WHAT YOU SHOULD DO
Show, in full, each line of the data that contains "dispute".

[Dataset entries]
= = = = = = =
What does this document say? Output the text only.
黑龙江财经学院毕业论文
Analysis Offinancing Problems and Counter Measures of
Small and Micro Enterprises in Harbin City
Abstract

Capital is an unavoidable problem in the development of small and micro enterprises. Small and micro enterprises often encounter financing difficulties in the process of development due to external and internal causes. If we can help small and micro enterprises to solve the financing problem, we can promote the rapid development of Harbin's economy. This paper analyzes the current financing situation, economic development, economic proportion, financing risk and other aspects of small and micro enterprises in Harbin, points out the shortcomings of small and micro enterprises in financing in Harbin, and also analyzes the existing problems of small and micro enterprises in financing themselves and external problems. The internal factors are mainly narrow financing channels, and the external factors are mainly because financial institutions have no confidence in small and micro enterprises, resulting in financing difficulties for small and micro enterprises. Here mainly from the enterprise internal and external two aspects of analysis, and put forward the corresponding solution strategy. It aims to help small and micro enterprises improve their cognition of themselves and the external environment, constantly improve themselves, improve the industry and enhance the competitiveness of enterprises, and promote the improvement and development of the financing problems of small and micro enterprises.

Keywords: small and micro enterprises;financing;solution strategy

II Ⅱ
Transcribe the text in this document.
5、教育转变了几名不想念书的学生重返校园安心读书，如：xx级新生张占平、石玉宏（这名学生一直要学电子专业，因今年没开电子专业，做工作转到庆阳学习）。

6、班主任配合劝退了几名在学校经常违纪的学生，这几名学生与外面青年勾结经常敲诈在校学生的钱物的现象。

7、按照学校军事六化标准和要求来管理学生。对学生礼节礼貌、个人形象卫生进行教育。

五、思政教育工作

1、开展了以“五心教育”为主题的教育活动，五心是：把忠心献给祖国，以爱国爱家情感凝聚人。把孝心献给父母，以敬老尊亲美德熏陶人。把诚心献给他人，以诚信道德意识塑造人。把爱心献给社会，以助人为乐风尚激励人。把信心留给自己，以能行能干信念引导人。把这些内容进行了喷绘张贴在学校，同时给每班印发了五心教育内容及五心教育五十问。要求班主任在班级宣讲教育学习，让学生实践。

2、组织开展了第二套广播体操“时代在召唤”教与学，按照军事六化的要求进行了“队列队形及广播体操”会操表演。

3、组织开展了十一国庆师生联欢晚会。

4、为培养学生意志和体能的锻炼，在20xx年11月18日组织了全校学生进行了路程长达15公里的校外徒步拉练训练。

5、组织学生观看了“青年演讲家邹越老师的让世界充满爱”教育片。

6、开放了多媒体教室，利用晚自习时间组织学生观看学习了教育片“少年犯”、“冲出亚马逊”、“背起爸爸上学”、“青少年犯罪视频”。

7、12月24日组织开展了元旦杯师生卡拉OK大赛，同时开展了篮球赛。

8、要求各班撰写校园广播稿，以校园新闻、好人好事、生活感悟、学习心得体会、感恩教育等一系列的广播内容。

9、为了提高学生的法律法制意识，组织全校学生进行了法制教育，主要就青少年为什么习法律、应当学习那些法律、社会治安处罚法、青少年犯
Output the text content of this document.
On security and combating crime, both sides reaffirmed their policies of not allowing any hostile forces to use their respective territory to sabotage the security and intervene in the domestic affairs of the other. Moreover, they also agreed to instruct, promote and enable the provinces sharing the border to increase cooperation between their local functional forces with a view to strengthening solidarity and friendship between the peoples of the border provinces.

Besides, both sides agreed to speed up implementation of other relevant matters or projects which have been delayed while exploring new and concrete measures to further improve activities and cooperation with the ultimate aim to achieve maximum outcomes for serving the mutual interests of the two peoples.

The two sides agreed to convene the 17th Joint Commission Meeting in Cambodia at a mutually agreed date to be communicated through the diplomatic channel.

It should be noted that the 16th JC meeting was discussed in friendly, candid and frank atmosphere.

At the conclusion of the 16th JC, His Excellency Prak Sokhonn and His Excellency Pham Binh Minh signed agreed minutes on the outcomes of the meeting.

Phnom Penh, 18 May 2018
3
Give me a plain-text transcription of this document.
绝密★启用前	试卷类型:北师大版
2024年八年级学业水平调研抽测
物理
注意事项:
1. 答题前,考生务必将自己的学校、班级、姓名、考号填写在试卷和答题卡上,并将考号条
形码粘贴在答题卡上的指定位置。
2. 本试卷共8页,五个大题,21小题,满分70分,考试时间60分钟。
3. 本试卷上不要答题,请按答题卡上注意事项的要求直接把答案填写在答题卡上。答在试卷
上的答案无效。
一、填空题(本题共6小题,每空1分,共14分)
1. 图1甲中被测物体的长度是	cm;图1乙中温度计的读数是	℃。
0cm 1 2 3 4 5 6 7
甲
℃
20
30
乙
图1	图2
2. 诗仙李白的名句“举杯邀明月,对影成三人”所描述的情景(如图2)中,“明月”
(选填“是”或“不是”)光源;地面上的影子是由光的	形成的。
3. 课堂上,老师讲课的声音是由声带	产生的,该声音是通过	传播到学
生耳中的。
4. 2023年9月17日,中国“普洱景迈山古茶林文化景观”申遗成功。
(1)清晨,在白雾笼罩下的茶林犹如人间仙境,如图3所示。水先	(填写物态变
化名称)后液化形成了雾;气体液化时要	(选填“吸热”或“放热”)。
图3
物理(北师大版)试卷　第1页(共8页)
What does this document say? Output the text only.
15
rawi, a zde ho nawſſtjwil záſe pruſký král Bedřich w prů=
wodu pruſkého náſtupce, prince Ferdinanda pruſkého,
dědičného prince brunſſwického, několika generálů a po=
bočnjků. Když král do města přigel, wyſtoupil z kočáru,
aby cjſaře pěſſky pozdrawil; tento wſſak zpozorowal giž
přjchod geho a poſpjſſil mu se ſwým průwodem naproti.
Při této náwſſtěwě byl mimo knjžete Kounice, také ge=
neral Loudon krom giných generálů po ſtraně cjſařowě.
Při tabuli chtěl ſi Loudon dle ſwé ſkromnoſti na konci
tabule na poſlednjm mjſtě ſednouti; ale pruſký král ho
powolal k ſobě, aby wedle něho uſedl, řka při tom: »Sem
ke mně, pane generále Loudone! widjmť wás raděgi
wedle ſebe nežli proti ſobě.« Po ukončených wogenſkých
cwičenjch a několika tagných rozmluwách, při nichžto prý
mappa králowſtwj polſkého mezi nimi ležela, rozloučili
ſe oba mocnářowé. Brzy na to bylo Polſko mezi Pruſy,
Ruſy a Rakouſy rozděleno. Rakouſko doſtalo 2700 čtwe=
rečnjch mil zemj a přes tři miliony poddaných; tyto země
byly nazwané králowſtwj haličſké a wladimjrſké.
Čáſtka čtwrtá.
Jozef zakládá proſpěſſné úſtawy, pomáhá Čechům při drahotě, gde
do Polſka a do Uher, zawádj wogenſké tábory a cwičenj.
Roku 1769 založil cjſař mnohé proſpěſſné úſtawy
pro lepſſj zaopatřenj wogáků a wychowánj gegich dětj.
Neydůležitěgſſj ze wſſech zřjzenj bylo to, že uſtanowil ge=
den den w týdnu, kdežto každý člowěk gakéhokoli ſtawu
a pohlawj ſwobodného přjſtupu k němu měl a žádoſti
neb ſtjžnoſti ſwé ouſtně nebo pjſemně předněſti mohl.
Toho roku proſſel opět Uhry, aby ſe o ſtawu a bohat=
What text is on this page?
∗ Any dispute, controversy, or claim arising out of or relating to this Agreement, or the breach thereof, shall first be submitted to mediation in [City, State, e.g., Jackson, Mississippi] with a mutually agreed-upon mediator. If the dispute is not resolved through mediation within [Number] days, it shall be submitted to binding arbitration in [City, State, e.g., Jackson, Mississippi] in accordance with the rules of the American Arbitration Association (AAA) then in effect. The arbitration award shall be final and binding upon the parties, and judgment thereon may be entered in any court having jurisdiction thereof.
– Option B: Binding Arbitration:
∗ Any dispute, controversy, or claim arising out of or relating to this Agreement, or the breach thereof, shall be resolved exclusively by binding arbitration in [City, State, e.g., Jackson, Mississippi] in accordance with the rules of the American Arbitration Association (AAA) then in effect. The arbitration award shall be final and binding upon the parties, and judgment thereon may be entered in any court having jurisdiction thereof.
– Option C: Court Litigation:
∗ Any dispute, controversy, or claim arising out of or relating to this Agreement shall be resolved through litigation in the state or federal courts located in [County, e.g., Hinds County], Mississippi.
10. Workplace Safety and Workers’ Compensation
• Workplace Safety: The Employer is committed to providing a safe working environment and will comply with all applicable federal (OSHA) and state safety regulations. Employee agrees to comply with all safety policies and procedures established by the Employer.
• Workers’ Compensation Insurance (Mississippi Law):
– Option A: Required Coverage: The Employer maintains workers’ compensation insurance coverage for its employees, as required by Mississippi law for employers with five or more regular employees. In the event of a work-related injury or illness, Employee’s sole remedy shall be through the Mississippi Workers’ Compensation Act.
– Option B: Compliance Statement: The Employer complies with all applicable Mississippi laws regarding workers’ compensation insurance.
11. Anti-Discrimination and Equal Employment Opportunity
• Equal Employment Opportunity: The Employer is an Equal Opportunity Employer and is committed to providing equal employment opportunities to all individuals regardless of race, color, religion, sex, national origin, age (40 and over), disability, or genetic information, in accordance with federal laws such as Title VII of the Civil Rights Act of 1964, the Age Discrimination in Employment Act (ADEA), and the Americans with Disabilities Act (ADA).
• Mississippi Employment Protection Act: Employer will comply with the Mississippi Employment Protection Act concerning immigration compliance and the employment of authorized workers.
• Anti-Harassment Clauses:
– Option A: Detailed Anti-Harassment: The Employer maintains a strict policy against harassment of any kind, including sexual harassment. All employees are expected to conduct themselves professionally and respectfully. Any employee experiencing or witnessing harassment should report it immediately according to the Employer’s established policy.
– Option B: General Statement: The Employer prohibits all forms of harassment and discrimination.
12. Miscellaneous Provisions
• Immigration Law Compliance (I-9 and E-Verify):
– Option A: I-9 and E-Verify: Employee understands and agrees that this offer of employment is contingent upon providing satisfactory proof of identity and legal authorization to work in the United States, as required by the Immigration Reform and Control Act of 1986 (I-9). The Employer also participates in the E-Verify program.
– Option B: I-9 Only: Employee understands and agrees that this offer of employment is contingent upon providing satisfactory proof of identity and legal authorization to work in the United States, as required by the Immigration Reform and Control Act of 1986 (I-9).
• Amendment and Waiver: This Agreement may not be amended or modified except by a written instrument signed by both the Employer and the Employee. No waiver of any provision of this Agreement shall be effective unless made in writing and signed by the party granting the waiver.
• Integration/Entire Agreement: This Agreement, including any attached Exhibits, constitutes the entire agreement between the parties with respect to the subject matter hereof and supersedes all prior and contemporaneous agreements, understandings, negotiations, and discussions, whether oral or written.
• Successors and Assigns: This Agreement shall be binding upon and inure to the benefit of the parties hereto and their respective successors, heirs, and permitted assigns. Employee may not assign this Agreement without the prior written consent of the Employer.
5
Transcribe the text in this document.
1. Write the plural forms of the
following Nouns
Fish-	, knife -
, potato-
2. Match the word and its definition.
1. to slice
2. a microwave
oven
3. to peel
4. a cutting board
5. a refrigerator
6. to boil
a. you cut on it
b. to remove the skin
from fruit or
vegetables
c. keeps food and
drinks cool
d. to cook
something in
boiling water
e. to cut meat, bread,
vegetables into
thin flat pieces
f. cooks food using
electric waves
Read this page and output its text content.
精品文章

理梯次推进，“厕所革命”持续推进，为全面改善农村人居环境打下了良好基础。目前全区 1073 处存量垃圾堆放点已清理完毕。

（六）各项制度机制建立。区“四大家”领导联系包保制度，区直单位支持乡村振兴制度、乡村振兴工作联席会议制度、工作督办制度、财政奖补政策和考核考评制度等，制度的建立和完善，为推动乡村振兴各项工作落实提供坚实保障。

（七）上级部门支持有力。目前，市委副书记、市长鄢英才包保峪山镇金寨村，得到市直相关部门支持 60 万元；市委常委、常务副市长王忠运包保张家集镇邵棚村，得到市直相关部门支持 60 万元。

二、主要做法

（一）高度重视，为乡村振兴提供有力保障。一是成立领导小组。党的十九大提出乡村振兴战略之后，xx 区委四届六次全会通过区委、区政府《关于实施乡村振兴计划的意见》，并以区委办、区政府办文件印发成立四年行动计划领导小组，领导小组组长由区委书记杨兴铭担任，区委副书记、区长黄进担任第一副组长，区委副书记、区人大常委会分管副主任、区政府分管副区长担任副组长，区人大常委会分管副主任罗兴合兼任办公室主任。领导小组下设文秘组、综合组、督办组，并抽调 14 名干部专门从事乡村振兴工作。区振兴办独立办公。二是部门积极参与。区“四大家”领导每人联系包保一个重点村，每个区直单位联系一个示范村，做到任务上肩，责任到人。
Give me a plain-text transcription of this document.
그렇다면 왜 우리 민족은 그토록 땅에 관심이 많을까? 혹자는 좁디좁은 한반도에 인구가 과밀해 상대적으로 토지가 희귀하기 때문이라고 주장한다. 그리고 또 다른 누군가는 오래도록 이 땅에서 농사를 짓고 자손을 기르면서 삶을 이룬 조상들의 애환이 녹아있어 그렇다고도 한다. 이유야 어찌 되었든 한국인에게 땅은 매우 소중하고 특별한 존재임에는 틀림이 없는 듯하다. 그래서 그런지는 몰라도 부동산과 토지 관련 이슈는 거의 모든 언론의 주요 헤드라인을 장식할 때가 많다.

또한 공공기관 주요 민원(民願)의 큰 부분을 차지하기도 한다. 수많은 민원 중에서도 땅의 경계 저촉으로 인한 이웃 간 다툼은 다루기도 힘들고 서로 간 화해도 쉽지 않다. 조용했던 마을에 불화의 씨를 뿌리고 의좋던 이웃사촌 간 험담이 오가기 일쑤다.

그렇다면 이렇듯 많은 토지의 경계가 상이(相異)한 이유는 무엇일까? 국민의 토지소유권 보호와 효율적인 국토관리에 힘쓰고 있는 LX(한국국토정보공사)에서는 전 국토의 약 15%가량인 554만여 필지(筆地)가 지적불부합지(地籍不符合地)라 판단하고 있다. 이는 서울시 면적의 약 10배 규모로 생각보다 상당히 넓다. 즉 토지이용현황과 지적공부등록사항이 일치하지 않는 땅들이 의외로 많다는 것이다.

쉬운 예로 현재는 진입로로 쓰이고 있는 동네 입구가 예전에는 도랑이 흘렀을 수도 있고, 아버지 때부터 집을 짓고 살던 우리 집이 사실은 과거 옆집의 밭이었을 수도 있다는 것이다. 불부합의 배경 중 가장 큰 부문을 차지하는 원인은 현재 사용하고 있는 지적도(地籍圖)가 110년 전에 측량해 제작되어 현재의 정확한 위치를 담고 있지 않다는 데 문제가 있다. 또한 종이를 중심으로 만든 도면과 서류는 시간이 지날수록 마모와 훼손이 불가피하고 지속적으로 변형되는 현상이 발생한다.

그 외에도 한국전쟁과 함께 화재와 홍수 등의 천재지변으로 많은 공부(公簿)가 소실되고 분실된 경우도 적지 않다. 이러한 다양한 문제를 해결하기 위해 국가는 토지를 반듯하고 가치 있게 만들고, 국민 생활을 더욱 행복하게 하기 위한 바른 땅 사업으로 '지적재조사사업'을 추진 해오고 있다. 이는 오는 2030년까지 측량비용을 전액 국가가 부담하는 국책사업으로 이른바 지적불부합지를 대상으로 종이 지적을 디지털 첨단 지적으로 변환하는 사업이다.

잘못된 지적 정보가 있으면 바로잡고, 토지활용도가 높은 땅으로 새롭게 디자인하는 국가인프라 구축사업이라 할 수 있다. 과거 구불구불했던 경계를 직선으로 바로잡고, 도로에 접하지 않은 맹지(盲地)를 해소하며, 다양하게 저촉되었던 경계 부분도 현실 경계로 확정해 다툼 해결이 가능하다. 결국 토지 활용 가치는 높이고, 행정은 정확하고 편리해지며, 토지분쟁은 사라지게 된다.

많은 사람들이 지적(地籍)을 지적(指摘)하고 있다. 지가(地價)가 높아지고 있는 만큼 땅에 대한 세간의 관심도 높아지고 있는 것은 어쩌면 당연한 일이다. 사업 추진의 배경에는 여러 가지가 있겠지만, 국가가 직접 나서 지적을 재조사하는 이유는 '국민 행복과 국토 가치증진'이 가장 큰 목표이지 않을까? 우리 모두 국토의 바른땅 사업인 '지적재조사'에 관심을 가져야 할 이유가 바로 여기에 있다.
= = = = = = =
THE OUTPUT
∗ Any dispute, controversy, or claim arising out of or relating to this Agreement, or the breach thereof, shall first be submitted to mediation in [City, State, e.g., Jackson, Mississippi] with a mutually agreed-upon mediator. If the dispute is not resolved through mediation within [Number] days, it shall be submitted to binding arbitration in [City, State, e.g., Jackson, Mississippi] in accordance with the rules of the American Arbitration Association (AAA) then in effect. The arbitration award shall be final and binding upon the parties, and judgment thereon may be entered in any court having jurisdiction thereof.
∗ Any dispute, controversy, or claim arising out of or relating to this Agreement, or the breach thereof, shall be resolved exclusively by binding arbitration in [City, State, e.g., Jackson, Mississippi] in accordance with the rules of the American Arbitration Association (AAA) then in effect. The arbitration award shall be final and binding upon the parties, and judgment thereon may be entered in any court having jurisdiction thereof.
∗ Any dispute, controversy, or claim arising out of or relating to this Agreement shall be resolved through litigation in the state or federal courts located in [County, e.g., Hinds County], Mississippi.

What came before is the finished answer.